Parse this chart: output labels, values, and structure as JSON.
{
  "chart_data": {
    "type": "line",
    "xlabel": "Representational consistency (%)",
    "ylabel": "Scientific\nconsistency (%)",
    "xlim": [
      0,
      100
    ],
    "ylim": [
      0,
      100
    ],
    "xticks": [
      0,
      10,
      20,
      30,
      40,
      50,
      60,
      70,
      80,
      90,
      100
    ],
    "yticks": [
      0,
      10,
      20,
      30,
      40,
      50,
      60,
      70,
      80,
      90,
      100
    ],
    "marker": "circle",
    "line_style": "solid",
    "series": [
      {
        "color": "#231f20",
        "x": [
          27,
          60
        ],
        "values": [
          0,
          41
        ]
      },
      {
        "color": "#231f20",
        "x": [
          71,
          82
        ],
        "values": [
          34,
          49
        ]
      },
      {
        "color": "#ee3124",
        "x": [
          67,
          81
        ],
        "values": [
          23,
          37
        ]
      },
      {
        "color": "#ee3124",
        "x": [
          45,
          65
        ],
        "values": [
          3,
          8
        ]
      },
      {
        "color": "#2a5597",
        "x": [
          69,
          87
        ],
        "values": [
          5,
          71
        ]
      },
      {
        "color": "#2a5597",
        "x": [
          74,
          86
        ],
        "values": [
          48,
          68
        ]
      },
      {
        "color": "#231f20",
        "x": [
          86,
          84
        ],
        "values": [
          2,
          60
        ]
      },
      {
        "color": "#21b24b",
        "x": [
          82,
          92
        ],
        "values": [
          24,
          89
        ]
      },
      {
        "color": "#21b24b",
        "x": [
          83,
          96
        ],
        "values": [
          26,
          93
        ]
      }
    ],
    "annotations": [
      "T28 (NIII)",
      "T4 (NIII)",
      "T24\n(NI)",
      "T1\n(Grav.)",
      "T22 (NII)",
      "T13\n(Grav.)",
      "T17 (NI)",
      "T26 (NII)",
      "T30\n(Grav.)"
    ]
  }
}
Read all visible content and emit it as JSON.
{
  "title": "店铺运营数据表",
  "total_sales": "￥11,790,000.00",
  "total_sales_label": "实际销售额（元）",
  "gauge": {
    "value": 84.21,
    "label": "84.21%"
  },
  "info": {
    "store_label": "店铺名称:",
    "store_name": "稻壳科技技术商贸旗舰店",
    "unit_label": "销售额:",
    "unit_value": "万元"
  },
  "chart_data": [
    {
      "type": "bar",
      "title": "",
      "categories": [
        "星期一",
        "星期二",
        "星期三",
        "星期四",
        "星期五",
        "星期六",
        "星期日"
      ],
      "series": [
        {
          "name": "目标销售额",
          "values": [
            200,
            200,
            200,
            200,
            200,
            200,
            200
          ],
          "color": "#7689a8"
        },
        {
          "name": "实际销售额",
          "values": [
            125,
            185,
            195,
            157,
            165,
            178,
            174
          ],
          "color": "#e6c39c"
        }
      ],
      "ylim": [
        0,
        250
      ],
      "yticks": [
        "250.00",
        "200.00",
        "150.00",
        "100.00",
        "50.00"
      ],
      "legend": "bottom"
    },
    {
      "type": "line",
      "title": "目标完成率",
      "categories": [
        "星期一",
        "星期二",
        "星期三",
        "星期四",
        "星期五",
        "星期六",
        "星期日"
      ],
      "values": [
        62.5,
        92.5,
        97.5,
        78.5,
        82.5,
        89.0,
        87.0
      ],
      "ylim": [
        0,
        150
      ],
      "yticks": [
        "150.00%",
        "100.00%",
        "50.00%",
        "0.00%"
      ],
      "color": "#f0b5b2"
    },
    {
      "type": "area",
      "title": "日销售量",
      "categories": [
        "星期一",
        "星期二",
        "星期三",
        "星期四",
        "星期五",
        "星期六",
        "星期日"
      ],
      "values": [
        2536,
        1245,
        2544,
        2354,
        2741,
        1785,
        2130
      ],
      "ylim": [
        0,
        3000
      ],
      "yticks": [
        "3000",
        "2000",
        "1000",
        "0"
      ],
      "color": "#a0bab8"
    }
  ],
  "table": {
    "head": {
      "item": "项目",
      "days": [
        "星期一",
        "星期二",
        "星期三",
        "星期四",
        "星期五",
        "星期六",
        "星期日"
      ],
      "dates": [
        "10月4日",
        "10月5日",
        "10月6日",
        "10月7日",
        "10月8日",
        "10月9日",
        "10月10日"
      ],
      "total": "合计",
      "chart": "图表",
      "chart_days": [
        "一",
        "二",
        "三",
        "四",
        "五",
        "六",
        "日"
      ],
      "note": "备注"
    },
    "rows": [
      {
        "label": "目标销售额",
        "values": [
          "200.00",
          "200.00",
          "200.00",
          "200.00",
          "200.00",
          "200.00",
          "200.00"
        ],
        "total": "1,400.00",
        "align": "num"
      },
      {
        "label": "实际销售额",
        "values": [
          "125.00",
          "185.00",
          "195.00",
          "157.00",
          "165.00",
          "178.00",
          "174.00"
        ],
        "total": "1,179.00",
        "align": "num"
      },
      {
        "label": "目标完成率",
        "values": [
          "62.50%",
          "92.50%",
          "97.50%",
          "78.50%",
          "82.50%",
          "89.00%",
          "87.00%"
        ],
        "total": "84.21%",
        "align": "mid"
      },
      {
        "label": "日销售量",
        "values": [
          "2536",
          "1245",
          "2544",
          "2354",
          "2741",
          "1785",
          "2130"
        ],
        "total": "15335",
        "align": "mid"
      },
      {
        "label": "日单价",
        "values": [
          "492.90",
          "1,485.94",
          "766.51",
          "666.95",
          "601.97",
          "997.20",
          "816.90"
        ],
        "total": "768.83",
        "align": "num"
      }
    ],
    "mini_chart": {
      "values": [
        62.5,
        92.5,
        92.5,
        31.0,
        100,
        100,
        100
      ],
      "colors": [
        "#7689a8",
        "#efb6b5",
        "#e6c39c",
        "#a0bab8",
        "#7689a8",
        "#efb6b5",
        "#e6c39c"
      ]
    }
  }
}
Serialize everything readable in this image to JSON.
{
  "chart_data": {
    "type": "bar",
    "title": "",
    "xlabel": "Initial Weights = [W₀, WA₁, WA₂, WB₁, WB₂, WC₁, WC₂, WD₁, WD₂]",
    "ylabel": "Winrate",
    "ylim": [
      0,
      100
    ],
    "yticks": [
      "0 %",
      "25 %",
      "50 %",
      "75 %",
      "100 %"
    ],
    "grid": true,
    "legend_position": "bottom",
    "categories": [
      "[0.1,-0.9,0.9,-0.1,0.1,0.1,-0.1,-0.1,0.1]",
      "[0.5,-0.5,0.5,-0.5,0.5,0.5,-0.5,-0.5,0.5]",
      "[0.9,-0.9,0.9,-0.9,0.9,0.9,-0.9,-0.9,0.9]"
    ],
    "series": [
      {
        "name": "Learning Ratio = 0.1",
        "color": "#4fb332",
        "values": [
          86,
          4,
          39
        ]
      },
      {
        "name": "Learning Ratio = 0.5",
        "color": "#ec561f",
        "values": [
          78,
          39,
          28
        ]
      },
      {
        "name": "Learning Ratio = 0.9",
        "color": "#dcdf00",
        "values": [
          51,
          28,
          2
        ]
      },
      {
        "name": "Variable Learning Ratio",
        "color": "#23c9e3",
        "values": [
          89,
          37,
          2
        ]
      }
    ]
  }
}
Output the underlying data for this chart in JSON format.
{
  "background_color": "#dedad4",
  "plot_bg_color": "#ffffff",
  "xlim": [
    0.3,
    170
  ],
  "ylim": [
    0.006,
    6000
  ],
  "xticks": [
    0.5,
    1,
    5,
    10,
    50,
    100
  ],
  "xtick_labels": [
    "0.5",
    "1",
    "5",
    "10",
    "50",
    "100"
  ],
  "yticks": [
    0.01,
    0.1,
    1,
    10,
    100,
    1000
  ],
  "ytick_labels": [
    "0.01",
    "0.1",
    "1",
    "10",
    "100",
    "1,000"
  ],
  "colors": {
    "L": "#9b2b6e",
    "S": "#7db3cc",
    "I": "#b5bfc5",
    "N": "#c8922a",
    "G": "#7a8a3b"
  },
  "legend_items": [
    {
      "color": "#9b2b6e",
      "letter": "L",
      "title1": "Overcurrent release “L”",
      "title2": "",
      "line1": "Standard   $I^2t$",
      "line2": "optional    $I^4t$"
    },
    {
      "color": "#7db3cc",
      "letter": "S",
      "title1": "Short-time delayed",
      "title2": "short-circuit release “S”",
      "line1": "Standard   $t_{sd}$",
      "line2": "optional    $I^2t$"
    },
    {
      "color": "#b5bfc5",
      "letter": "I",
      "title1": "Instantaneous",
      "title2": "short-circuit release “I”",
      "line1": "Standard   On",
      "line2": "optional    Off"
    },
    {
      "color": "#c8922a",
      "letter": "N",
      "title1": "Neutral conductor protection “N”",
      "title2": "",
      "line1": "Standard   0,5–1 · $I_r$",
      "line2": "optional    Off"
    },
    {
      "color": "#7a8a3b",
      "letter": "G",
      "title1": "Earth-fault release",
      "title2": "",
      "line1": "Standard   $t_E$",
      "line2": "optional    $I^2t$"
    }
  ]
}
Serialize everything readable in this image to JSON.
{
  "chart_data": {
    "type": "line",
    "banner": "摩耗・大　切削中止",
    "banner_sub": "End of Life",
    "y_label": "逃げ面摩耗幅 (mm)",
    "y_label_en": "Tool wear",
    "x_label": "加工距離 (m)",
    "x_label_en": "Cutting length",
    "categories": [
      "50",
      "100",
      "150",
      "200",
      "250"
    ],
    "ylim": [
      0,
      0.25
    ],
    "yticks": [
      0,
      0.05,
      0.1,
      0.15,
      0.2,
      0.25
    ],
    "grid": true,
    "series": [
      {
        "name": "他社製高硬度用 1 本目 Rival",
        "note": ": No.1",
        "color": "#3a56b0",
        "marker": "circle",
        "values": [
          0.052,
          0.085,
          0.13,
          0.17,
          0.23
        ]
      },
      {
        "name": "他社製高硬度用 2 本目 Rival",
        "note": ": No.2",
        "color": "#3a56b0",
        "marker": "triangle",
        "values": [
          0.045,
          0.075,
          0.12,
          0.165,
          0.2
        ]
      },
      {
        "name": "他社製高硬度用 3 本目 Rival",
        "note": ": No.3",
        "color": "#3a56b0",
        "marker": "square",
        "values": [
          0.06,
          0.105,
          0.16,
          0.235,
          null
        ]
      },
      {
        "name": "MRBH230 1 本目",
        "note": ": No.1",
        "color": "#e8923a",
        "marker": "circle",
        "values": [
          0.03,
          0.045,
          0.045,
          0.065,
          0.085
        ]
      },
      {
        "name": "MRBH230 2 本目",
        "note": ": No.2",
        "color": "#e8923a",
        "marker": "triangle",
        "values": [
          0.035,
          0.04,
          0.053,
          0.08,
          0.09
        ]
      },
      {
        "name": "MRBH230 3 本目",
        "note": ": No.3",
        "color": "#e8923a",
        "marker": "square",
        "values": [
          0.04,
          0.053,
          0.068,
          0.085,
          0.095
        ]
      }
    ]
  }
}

- [Your task]:
List all lines above in which the string "letter" appears.

- [Final result]:
      "letter": "L",
      "letter": "S",
      "letter": "I",
      "letter": "N",
      "letter": "G",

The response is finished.